• What is asked:
Print all the records exactly, please.

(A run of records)
[start]

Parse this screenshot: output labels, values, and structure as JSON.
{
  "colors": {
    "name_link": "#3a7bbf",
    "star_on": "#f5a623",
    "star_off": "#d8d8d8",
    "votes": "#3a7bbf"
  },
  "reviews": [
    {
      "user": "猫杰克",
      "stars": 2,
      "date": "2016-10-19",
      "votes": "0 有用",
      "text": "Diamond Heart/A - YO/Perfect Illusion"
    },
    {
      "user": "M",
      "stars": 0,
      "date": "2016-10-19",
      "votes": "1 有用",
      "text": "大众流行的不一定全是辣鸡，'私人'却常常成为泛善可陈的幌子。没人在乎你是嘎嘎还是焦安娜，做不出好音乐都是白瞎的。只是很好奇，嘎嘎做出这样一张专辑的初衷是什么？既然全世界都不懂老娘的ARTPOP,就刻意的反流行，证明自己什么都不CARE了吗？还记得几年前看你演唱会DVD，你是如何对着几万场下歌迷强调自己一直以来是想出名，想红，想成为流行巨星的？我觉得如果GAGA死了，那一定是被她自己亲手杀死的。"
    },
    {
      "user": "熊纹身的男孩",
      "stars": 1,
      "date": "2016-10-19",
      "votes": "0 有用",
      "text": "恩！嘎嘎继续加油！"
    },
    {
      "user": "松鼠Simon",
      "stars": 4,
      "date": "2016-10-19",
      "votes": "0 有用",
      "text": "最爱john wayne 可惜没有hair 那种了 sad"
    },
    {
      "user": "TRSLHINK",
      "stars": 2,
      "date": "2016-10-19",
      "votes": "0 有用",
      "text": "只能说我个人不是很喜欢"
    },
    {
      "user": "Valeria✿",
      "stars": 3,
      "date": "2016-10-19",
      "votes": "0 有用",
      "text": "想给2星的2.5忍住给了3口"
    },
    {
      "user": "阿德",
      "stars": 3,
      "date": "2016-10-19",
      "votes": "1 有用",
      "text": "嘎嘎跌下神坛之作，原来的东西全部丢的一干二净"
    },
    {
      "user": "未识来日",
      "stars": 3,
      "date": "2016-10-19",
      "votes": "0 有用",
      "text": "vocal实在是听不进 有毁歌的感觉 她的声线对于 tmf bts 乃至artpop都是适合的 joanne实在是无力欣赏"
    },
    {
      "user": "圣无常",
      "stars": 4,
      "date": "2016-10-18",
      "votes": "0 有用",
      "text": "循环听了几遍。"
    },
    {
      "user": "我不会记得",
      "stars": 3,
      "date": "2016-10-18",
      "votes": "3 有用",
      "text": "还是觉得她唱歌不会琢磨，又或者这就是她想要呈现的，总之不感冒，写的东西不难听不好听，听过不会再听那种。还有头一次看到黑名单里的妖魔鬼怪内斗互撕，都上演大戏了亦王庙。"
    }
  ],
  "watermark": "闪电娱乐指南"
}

[end]

• Solution to this exercise:
Parse this screenshot: output labels, values, and structure as JSON.
{
  "colors": {
    "name_link": "#3a7bbf",
    "star_on": "#f5a623",
    "star_off": "#d8d8d8",
    "votes": "#3a7bbf"
  },
  "reviews": [
    {
      "user": "猫杰克",
      "stars": 2,
      "date": "2016-10-19",
      "votes": "0 有用",
      "text": "Diamond Heart/A - YO/Perfect Illusion"
    },
    {
      "user": "M",
      "stars": 0,
      "date": "2016-10-19",
      "votes": "1 有用",
      "text": "大众流行的不一定全是辣鸡，'私人'却常常成为泛善可陈的幌子。没人在乎你是嘎嘎还是焦安娜，做不出好音乐都是白瞎的。只是很好奇，嘎嘎做出这样一张专辑的初衷是什么？既然全世界都不懂老娘的ARTPOP,就刻意的反流行，证明自己什么都不CARE了吗？还记得几年前看你演唱会DVD，你是如何对着几万场下歌迷强调自己一直以来是想出名，想红，想成为流行巨星的？我觉得如果GAGA死了，那一定是被她自己亲手杀死的。"
    },
    {
      "user": "熊纹身的男孩",
      "stars": 1,
      "date": "2016-10-19",
      "votes": "0 有用",
      "text": "恩！嘎嘎继续加油！"
    },
    {
      "user": "松鼠Simon",
      "stars": 4,
      "date": "2016-10-19",
      "votes": "0 有用",
      "text": "最爱john wayne 可惜没有hair 那种了 sad"
    },
    {
      "user": "TRSLHINK",
      "stars": 2,
      "date": "2016-10-19",
      "votes": "0 有用",
      "text": "只能说我个人不是很喜欢"
    },
    {
      "user": "Valeria✿",
      "stars": 3,
      "date": "2016-10-19",
      "votes": "0 有用",
      "text": "想给2星的2.5忍住给了3口"
    },
    {
      "user": "阿德",
      "stars": 3,
      "date": "2016-10-19",
      "votes": "1 有用",
      "text": "嘎嘎跌下神坛之作，原来的东西全部丢的一干二净"
    },
    {
      "user": "未识来日",
      "stars": 3,
      "date": "2016-10-19",
      "votes": "0 有用",
      "text": "vocal实在是听不进 有毁歌的感觉 她的声线对于 tmf bts 乃至artpop都是适合的 joanne实在是无力欣赏"
    },
    {
      "user": "圣无常",
      "stars": 4,
      "date": "2016-10-18",
      "votes": "0 有用",
      "text": "循环听了几遍。"
    },
    {
      "user": "我不会记得",
      "stars": 3,
      "date": "2016-10-18",
      "votes": "3 有用",
      "text": "还是觉得她唱歌不会琢磨，又或者这就是她想要呈现的，总之不感冒，写的东西不难听不好听，听过不会再听那种。还有头一次看到黑名单里的妖魔鬼怪内斗互撕，都上演大戏了亦王庙。"
    }
  ],
  "watermark": "闪电娱乐指南"
}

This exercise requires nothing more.